> **WHAT IS EXPECTED**
Copy every line from the records below that holds the word "Ordem".
[start]
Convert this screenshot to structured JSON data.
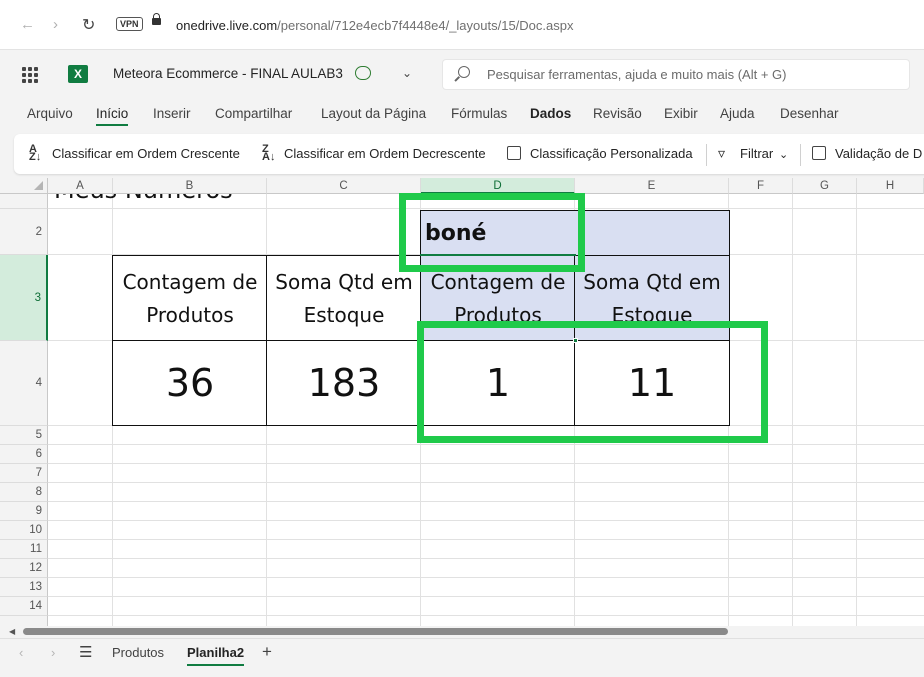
{
  "browser": {
    "back_icon": "back-arrow-icon",
    "forward_icon": "forward-arrow-icon",
    "reload_icon": "reload-icon",
    "vpn_label": "VPN",
    "url_host": "onedrive.live.com",
    "url_path": "/personal/712e4ecb7f4448e4/_layouts/15/Doc.aspx"
  },
  "app": {
    "doc_title": "Meteora Ecommerce - FINAL AULAB3",
    "logo_letter": "X",
    "search_placeholder": "Pesquisar ferramentas, ajuda e muito mais (Alt + G)"
  },
  "menu": {
    "tabs": [
      "Arquivo",
      "Início",
      "Inserir",
      "Compartilhar",
      "Layout da Página",
      "Fórmulas",
      "Dados",
      "Revisão",
      "Exibir",
      "Ajuda",
      "Desenhar"
    ]
  },
  "ribbon": {
    "sort_asc": "Classificar em Ordem Crescente",
    "sort_desc": "Classificar em Ordem Decrescente",
    "custom_sort": "Classificação Personalizada",
    "filter": "Filtrar",
    "validation": "Validação de D"
  },
  "grid": {
    "columns": [
      "A",
      "B",
      "C",
      "D",
      "E",
      "F",
      "G",
      "H"
    ],
    "rows": [
      "2",
      "3",
      "4",
      "5",
      "6",
      "7",
      "8",
      "9",
      "10",
      "11",
      "12",
      "13",
      "14"
    ],
    "partial_title": "Meus Números",
    "filter_label": "boné",
    "header_b": "Contagem de Produtos",
    "header_c": "Soma Qtd em Estoque",
    "header_d": "Contagem de Produtos",
    "header_e": "Soma Qtd em Estoque",
    "val_b": "36",
    "val_c": "183",
    "val_d": "1",
    "val_e": "11"
  },
  "sheets": {
    "tabs": [
      "Produtos",
      "Planilha2"
    ],
    "active": "Planilha2",
    "add_label": "+"
  },
  "colors": {
    "accent": "#107c41",
    "highlight": "#1fca4a",
    "pivot_fill": "#d9dff2"
  }
}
[end]
> **ANSWER IN FULL**
    "sort_asc": "Classificar em Ordem Crescente",
    "sort_desc": "Classificar em Ordem Decrescente",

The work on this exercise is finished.